_Requirements_
Write out the listing below without alteration, omitting its pictures.
****************
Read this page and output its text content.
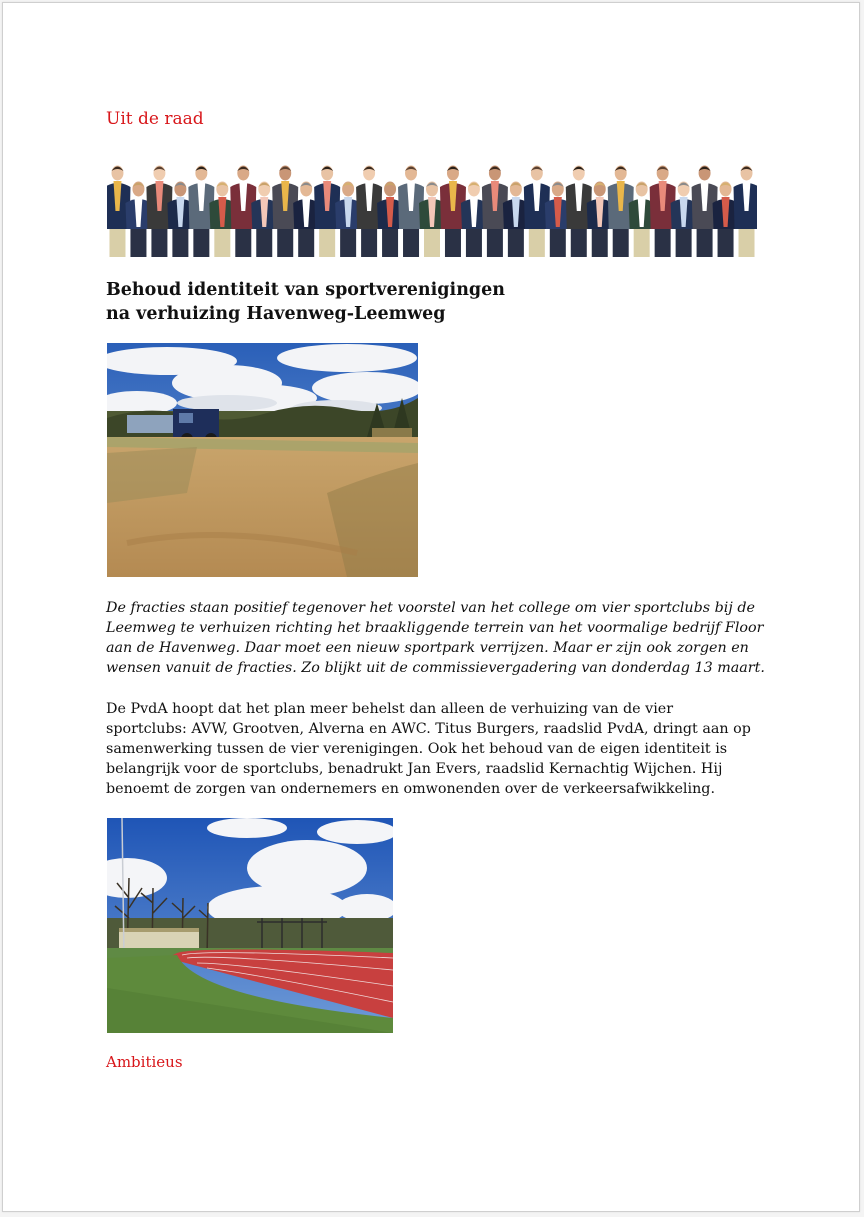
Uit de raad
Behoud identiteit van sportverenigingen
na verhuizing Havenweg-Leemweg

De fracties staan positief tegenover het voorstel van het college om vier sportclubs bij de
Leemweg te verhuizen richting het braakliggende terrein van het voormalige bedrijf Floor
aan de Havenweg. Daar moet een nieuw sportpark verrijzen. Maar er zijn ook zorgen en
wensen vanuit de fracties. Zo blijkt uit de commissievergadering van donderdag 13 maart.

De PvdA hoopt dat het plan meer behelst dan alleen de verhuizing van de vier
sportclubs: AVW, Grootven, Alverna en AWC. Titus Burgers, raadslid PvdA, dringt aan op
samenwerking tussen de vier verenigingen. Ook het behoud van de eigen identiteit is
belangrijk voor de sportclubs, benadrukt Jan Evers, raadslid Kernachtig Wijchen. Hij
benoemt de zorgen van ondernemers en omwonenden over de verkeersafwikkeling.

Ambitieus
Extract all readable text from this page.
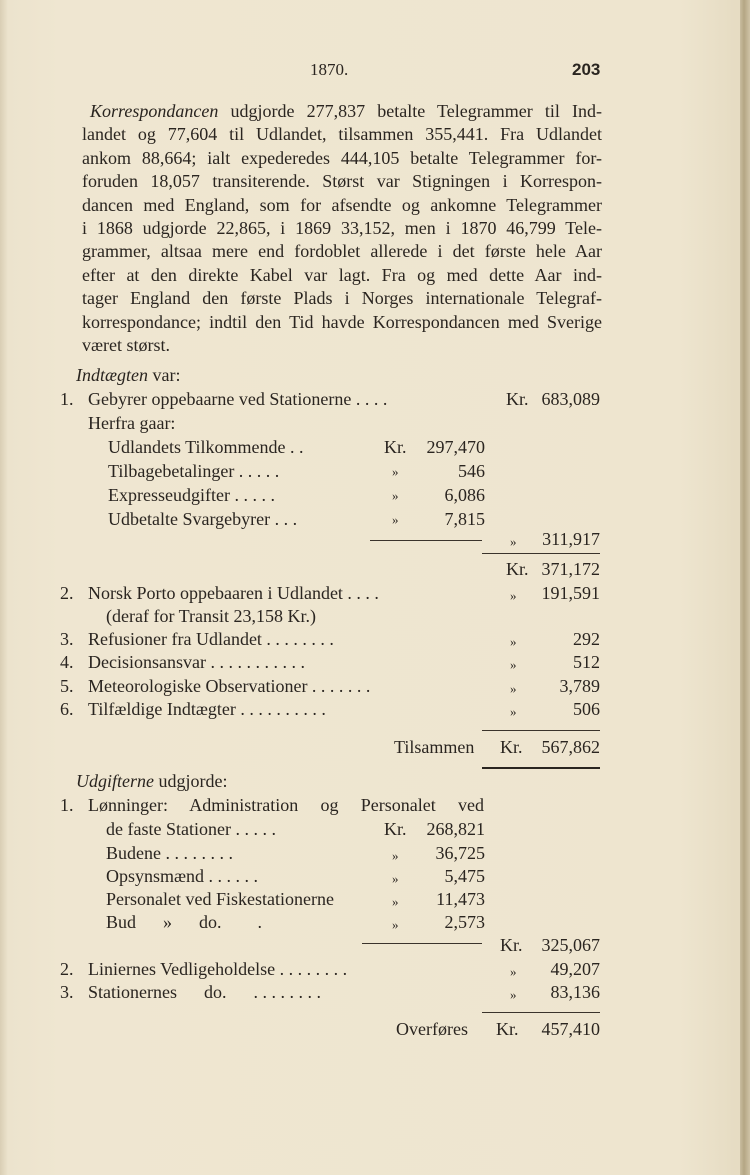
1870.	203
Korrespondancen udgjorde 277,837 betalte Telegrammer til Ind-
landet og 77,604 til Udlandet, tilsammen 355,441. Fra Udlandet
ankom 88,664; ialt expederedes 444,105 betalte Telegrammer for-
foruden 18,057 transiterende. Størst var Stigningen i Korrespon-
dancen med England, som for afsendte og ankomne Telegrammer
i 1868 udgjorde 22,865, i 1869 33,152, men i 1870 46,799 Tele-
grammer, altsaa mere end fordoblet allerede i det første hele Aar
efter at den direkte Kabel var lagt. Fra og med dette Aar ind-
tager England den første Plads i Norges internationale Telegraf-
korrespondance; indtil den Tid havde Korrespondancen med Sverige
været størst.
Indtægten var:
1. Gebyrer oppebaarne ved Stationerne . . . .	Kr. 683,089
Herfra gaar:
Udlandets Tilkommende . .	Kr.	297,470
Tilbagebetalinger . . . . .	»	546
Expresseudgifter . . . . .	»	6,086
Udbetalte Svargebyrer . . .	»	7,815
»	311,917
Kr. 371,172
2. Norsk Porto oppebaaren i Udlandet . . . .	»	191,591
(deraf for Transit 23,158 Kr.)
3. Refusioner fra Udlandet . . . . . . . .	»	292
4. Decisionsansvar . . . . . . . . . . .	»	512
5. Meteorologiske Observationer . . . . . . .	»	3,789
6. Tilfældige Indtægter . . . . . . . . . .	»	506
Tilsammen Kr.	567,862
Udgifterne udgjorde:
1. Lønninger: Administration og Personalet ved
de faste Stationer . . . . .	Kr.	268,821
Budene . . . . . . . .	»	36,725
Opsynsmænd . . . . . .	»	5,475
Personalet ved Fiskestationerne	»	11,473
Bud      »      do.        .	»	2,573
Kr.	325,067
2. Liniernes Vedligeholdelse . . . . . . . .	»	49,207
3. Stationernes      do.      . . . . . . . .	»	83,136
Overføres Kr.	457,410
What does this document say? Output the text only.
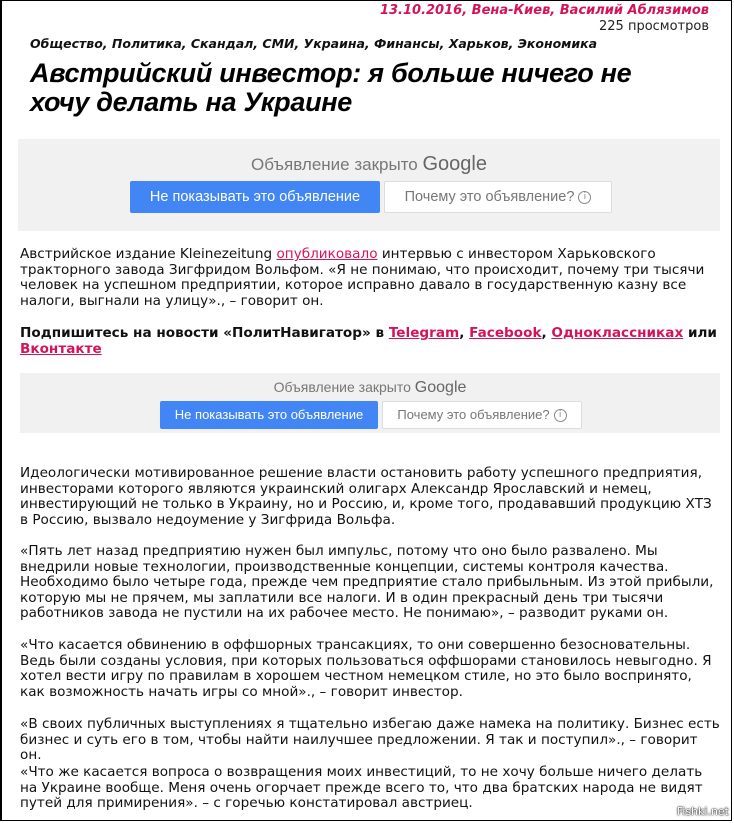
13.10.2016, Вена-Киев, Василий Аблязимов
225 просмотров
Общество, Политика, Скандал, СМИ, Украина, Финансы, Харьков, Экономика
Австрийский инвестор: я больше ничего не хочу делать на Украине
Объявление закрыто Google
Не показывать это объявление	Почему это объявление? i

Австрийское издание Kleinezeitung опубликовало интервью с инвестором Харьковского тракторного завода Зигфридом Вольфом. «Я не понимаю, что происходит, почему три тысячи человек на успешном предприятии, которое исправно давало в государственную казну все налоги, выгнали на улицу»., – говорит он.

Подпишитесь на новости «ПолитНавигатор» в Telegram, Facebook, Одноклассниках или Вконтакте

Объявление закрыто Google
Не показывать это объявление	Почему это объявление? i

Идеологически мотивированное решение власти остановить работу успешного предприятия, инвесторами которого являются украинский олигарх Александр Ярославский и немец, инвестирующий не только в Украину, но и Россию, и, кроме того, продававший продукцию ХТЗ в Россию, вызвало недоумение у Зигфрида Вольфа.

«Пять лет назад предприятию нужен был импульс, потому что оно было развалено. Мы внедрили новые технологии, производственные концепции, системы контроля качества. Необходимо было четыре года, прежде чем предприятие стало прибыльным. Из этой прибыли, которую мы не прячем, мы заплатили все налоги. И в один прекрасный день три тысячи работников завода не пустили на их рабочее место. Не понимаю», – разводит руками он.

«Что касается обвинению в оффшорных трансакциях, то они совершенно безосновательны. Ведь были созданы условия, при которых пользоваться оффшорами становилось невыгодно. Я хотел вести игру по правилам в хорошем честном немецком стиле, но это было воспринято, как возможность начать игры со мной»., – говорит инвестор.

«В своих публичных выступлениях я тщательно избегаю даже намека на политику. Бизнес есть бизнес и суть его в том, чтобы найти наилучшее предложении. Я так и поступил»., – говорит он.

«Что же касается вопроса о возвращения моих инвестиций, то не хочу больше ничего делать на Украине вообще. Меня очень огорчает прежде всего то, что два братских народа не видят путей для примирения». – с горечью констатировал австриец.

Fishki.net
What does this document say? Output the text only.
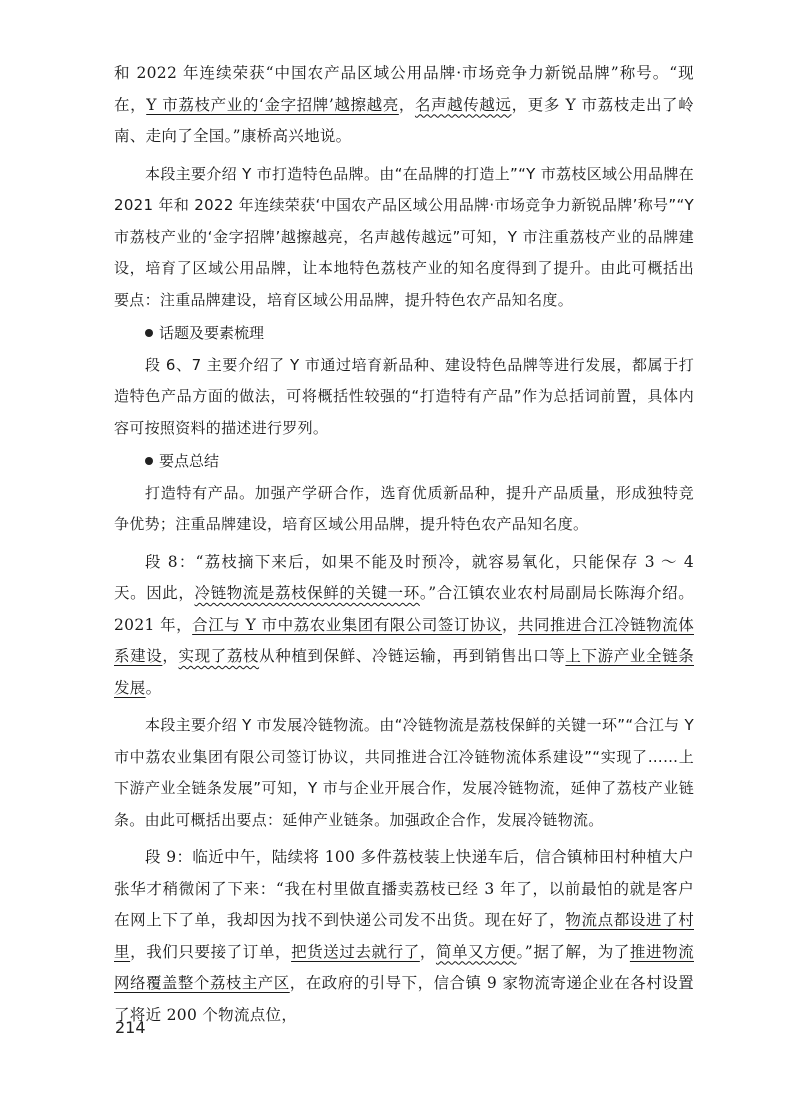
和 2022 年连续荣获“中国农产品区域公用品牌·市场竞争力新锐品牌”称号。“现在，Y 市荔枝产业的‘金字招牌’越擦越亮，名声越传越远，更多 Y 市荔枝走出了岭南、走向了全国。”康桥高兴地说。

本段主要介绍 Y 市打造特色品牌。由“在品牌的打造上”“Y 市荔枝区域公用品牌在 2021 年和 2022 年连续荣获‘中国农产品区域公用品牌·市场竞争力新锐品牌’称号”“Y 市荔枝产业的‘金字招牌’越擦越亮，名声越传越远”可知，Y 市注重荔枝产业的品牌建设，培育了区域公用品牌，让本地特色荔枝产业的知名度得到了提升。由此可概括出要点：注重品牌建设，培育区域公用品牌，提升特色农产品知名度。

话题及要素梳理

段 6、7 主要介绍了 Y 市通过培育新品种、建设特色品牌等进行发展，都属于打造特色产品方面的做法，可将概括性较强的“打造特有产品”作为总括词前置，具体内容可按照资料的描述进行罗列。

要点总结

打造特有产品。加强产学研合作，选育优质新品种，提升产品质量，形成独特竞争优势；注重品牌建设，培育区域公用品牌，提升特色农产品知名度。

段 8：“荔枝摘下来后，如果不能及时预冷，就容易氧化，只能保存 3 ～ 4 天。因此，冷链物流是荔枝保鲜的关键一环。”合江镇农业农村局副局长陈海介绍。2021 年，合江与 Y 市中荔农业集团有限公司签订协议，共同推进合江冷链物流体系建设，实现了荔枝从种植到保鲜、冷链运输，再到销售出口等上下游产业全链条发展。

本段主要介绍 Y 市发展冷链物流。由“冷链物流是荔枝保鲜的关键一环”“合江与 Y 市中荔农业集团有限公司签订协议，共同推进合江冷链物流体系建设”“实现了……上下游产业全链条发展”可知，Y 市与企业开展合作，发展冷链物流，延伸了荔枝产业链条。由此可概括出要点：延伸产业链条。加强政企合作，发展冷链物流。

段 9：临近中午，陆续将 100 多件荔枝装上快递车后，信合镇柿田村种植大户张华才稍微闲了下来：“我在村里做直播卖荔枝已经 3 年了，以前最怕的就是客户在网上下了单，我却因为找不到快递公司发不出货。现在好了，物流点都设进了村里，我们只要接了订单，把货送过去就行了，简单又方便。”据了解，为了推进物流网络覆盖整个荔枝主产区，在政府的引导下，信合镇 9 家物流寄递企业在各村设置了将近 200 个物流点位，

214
****************
_Response to this task_
Read this page and output its text content.
Uit de raad
Behoud identiteit van sportverenigingen
na verhuizing Havenweg-Leemweg

De fracties staan positief tegenover het voorstel van het college om vier sportclubs bij de
Leemweg te verhuizen richting het braakliggende terrein van het voormalige bedrijf Floor
aan de Havenweg. Daar moet een nieuw sportpark verrijzen. Maar er zijn ook zorgen en
wensen vanuit de fracties. Zo blijkt uit de commissievergadering van donderdag 13 maart.

De PvdA hoopt dat het plan meer behelst dan alleen de verhuizing van de vier
sportclubs: AVW, Grootven, Alverna en AWC. Titus Burgers, raadslid PvdA, dringt aan op
samenwerking tussen de vier verenigingen. Ook het behoud van de eigen identiteit is
belangrijk voor de sportclubs, benadrukt Jan Evers, raadslid Kernachtig Wijchen. Hij
benoemt de zorgen van ondernemers en omwonenden over de verkeersafwikkeling.

Ambitieus
Extract all readable text from this page.
1870.	203
Korrespondancen udgjorde 277,837 betalte Telegrammer til Ind-
landet og 77,604 til Udlandet, tilsammen 355,441. Fra Udlandet
ankom 88,664; ialt expederedes 444,105 betalte Telegrammer for-
foruden 18,057 transiterende. Størst var Stigningen i Korrespon-
dancen med England, som for afsendte og ankomne Telegrammer
i 1868 udgjorde 22,865, i 1869 33,152, men i 1870 46,799 Tele-
grammer, altsaa mere end fordoblet allerede i det første hele Aar
efter at den direkte Kabel var lagt. Fra og med dette Aar ind-
tager England den første Plads i Norges internationale Telegraf-
korrespondance; indtil den Tid havde Korrespondancen med Sverige
været størst.
Indtægten var:
1. Gebyrer oppebaarne ved Stationerne . . . .	Kr. 683,089
Herfra gaar:
Udlandets Tilkommende . .	Kr.	297,470
Tilbagebetalinger . . . . .	»	546
Expresseudgifter . . . . .	»	6,086
Udbetalte Svargebyrer . . .	»	7,815
»	311,917
Kr. 371,172
2. Norsk Porto oppebaaren i Udlandet . . . .	»	191,591
(deraf for Transit 23,158 Kr.)
3. Refusioner fra Udlandet . . . . . . . .	»	292
4. Decisionsansvar . . . . . . . . . . .	»	512
5. Meteorologiske Observationer . . . . . . .	»	3,789
6. Tilfældige Indtægter . . . . . . . . . .	»	506
Tilsammen Kr.	567,862
Udgifterne udgjorde:
1. Lønninger: Administration og Personalet ved
de faste Stationer . . . . .	Kr.	268,821
Budene . . . . . . . .	»	36,725
Opsynsmænd . . . . . .	»	5,475
Personalet ved Fiskestationerne	»	11,473
Bud      »      do.        .	»	2,573
Kr.	325,067
2. Liniernes Vedligeholdelse . . . . . . . .	»	49,207
3. Stationernes      do.      . . . . . . . .	»	83,136
Overføres Kr.	457,410
What does this document say? Output the text only.
13.10.2016, Вена-Киев, Василий Аблязимов
225 просмотров
Общество, Политика, Скандал, СМИ, Украина, Финансы, Харьков, Экономика
Австрийский инвестор: я больше ничего не хочу делать на Украине
Объявление закрыто Google
Не показывать это объявление	Почему это объявление? i

Австрийское издание Kleinezeitung опубликовало интервью с инвестором Харьковского тракторного завода Зигфридом Вольфом. «Я не понимаю, что происходит, почему три тысячи человек на успешном предприятии, которое исправно давало в государственную казну все налоги, выгнали на улицу»., – говорит он.

Подпишитесь на новости «ПолитНавигатор» в Telegram, Facebook, Одноклассниках или Вконтакте

Объявление закрыто Google
Не показывать это объявление	Почему это объявление? i

Идеологически мотивированное решение власти остановить работу успешного предприятия, инвесторами которого являются украинский олигарх Александр Ярославский и немец, инвестирующий не только в Украину, но и Россию, и, кроме того, продававший продукцию ХТЗ в Россию, вызвало недоумение у Зигфрида Вольфа.

«Пять лет назад предприятию нужен был импульс, потому что оно было развалено. Мы внедрили новые технологии, производственные концепции, системы контроля качества. Необходимо было четыре года, прежде чем предприятие стало прибыльным. Из этой прибыли, которую мы не прячем, мы заплатили все налоги. И в один прекрасный день три тысячи работников завода не пустили на их рабочее место. Не понимаю», – разводит руками он.

«Что касается обвинению в оффшорных трансакциях, то они совершенно безосновательны. Ведь были созданы условия, при которых пользоваться оффшорами становилось невыгодно. Я хотел вести игру по правилам в хорошем честном немецком стиле, но это было воспринято, как возможность начать игры со мной»., – говорит инвестор.

«В своих публичных выступлениях я тщательно избегаю даже намека на политику. Бизнес есть бизнес и суть его в том, чтобы найти наилучшее предложении. Я так и поступил»., – говорит он.

«Что же касается вопроса о возвращения моих инвестиций, то не хочу больше ничего делать на Украине вообще. Меня очень огорчает прежде всего то, что два братских народа не видят путей для примирения». – с горечью констатировал австриец.

Fishki.net
What does this document say? Output the text only.
和 2022 年连续荣获“中国农产品区域公用品牌·市场竞争力新锐品牌”称号。“现在，Y 市荔枝产业的‘金字招牌’越擦越亮，名声越传越远，更多 Y 市荔枝走出了岭南、走向了全国。”康桥高兴地说。

本段主要介绍 Y 市打造特色品牌。由“在品牌的打造上”“Y 市荔枝区域公用品牌在 2021 年和 2022 年连续荣获‘中国农产品区域公用品牌·市场竞争力新锐品牌’称号”“Y 市荔枝产业的‘金字招牌’越擦越亮，名声越传越远”可知，Y 市注重荔枝产业的品牌建设，培育了区域公用品牌，让本地特色荔枝产业的知名度得到了提升。由此可概括出要点：注重品牌建设，培育区域公用品牌，提升特色农产品知名度。

话题及要素梳理

段 6、7 主要介绍了 Y 市通过培育新品种、建设特色品牌等进行发展，都属于打造特色产品方面的做法，可将概括性较强的“打造特有产品”作为总括词前置，具体内容可按照资料的描述进行罗列。

要点总结

打造特有产品。加强产学研合作，选育优质新品种，提升产品质量，形成独特竞争优势；注重品牌建设，培育区域公用品牌，提升特色农产品知名度。

段 8：“荔枝摘下来后，如果不能及时预冷，就容易氧化，只能保存 3 ～ 4 天。因此，冷链物流是荔枝保鲜的关键一环。”合江镇农业农村局副局长陈海介绍。2021 年，合江与 Y 市中荔农业集团有限公司签订协议，共同推进合江冷链物流体系建设，实现了荔枝从种植到保鲜、冷链运输，再到销售出口等上下游产业全链条发展。

本段主要介绍 Y 市发展冷链物流。由“冷链物流是荔枝保鲜的关键一环”“合江与 Y 市中荔农业集团有限公司签订协议，共同推进合江冷链物流体系建设”“实现了……上下游产业全链条发展”可知，Y 市与企业开展合作，发展冷链物流，延伸了荔枝产业链条。由此可概括出要点：延伸产业链条。加强政企合作，发展冷链物流。

段 9：临近中午，陆续将 100 多件荔枝装上快递车后，信合镇柿田村种植大户张华才稍微闲了下来：“我在村里做直播卖荔枝已经 3 年了，以前最怕的就是客户在网上下了单，我却因为找不到快递公司发不出货。现在好了，物流点都设进了村里，我们只要接了订单，把货送过去就行了，简单又方便。”据了解，为了推进物流网络覆盖整个荔枝主产区，在政府的引导下，信合镇 9 家物流寄递企业在各村设置了将近 200 个物流点位，

214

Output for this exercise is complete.